=== Stored records ===
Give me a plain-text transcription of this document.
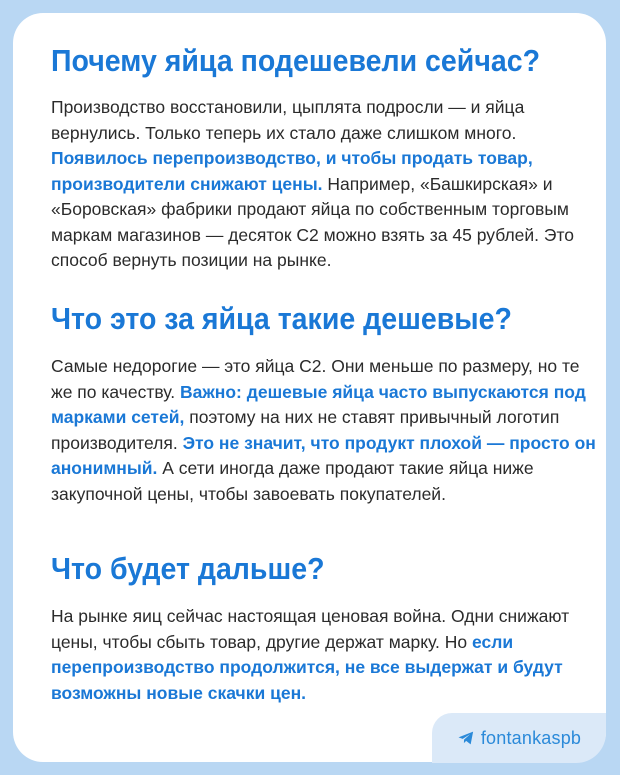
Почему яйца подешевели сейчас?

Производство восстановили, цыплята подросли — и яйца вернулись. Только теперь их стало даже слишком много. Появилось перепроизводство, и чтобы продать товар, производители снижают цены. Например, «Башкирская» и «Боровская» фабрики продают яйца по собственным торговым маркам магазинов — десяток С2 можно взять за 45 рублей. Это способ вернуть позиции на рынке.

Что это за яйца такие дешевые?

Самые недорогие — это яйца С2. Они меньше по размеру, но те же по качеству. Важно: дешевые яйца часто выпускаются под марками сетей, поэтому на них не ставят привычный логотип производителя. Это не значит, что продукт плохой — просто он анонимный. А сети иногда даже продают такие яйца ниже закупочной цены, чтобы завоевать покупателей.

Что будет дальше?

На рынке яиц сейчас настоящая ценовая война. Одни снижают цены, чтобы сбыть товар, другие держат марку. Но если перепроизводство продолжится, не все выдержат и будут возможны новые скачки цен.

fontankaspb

==

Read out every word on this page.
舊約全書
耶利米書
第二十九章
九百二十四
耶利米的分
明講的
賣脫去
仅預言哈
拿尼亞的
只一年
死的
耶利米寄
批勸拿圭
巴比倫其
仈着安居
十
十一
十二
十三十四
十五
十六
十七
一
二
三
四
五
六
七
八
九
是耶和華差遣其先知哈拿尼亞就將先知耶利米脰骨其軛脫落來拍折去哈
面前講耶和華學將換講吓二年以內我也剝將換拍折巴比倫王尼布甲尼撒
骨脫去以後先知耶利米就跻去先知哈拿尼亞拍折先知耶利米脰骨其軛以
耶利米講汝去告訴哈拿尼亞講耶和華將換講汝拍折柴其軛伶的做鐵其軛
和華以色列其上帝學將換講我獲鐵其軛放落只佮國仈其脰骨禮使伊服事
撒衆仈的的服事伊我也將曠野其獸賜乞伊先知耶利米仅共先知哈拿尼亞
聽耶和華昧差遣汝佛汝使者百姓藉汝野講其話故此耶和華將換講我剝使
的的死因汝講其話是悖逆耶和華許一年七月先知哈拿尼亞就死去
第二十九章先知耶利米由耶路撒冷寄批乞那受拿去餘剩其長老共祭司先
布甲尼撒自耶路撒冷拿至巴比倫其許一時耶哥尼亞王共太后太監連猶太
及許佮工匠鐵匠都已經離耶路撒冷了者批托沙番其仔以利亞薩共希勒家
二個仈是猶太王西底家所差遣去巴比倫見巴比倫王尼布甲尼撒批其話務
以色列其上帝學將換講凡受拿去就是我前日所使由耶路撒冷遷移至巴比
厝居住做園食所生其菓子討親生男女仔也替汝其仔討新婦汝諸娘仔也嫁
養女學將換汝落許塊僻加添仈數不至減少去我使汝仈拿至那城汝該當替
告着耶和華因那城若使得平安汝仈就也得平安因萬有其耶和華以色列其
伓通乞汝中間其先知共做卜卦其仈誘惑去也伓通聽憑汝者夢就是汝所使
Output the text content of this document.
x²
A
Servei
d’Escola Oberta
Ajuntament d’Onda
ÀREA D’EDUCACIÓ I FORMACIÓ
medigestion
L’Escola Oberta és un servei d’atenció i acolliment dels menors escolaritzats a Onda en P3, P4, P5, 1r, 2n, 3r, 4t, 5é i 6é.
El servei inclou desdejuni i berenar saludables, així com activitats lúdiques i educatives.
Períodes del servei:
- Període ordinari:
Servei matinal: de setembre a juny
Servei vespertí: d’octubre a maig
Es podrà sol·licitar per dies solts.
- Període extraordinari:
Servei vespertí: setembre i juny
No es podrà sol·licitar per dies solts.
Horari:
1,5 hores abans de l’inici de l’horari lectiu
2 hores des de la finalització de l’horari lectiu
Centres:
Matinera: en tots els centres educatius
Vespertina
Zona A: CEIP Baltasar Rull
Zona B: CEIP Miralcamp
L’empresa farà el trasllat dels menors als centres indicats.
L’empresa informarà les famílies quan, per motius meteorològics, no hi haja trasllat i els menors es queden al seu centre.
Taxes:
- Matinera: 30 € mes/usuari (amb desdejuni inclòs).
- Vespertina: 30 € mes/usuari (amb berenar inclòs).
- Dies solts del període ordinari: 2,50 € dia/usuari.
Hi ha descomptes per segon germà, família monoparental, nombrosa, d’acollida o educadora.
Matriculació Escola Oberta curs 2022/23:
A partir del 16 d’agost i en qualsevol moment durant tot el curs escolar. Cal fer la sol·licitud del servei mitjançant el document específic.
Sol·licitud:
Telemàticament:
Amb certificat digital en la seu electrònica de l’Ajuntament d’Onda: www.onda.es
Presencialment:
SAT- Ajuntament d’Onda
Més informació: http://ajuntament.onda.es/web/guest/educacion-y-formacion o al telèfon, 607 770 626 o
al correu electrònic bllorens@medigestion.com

=== Exercise directions ===
Report every line containing the word "чтобы" from the listing above.

=== Complete answer ===
Производство восстановили, цыплята подросли — и яйца вернулись. Только теперь их стало даже слишком много. Появилось перепроизводство, и чтобы продать товар, производители снижают цены. Например, «Башкирская» и «Боровская» фабрики продают яйца по собственным торговым маркам магазинов — десяток С2 можно взять за 45 рублей. Это способ вернуть позиции на рынке.
Самые недорогие — это яйца С2. Они меньше по размеру, но те же по качеству. Важно: дешевые яйца часто выпускаются под марками сетей, поэтому на них не ставят привычный логотип производителя. Это не значит, что продукт плохой — просто он анонимный. А сети иногда даже продают такие яйца ниже закупочной цены, чтобы завоевать покупателей.
На рынке яиц сейчас настоящая ценовая война. Одни снижают цены, чтобы сбыть товар, другие держат марку. Но если перепроизводство продолжится, не все выдержат и будут возможны новые скачки цен.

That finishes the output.